Dataset items

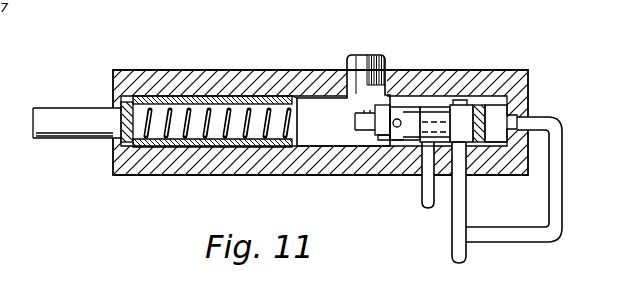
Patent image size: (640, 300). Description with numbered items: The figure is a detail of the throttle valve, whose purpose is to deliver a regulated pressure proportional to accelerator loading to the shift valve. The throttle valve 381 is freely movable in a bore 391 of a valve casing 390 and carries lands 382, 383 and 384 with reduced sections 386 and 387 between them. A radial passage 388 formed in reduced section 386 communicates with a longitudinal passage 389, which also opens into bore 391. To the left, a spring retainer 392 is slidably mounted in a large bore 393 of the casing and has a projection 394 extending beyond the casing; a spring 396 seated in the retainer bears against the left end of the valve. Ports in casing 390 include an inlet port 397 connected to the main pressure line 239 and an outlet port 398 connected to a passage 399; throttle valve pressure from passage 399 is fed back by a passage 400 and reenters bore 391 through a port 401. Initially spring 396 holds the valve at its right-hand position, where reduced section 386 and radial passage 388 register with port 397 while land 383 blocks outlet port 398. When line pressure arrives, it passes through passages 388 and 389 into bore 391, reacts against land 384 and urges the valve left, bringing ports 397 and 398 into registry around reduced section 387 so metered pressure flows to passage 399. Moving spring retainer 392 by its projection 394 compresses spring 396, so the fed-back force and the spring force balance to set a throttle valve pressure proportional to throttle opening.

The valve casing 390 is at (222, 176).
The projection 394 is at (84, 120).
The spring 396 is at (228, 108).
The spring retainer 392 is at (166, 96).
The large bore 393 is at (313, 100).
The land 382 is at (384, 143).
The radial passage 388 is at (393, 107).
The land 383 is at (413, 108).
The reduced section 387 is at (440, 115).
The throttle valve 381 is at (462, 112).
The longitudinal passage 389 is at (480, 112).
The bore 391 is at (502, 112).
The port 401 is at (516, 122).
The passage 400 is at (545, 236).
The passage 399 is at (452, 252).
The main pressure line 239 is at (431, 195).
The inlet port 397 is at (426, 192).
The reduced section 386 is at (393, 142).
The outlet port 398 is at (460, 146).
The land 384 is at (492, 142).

WHAT THE EXERCISE ASKS » Extract the stretch of the listing from its start through the line containing "The passage 400 is at (545, 236).", with both ends included, and reproduce those lines word for word. Leave the picture out of your answer.

WORKED ANSWER »
Patent image size: (640, 300). Description with numbered items: The figure is a detail of the throttle valve, whose purpose is to deliver a regulated pressure proportional to accelerator loading to the shift valve. The throttle valve 381 is freely movable in a bore 391 of a valve casing 390 and carries lands 382, 383 and 384 with reduced sections 386 and 387 between them. A radial passage 388 formed in reduced section 386 communicates with a longitudinal passage 389, which also opens into bore 391. To the left, a spring retainer 392 is slidably mounted in a large bore 393 of the casing and has a projection 394 extending beyond the casing; a spring 396 seated in the retainer bears against the left end of the valve. Ports in casing 390 include an inlet port 397 connected to the main pressure line 239 and an outlet port 398 connected to a passage 399; throttle valve pressure from passage 399 is fed back by a passage 400 and reenters bore 391 through a port 401. Initially spring 396 holds the valve at its right-hand position, where reduced section 386 and radial passage 388 register with port 397 while land 383 blocks outlet port 398. When line pressure arrives, it passes through passages 388 and 389 into bore 391, reacts against land 384 and urges the valve left, bringing ports 397 and 398 into registry around reduced section 387 so metered pressure flows to passage 399. Moving spring retainer 392 by its projection 394 compresses spring 396, so the fed-back force and the spring force balance to set a throttle valve pressure proportional to throttle opening.

The valve casing 390 is at (222, 176).
The projection 394 is at (84, 120).
The spring 396 is at (228, 108).
The spring retainer 392 is at (166, 96).
The large bore 393 is at (313, 100).
The land 382 is at (384, 143).
The radial passage 388 is at (393, 107).
The land 383 is at (413, 108).
The reduced section 387 is at (440, 115).
The throttle valve 381 is at (462, 112).
The longitudinal passage 389 is at (480, 112).
The bore 391 is at (502, 112).
The port 401 is at (516, 122).
The passage 400 is at (545, 236).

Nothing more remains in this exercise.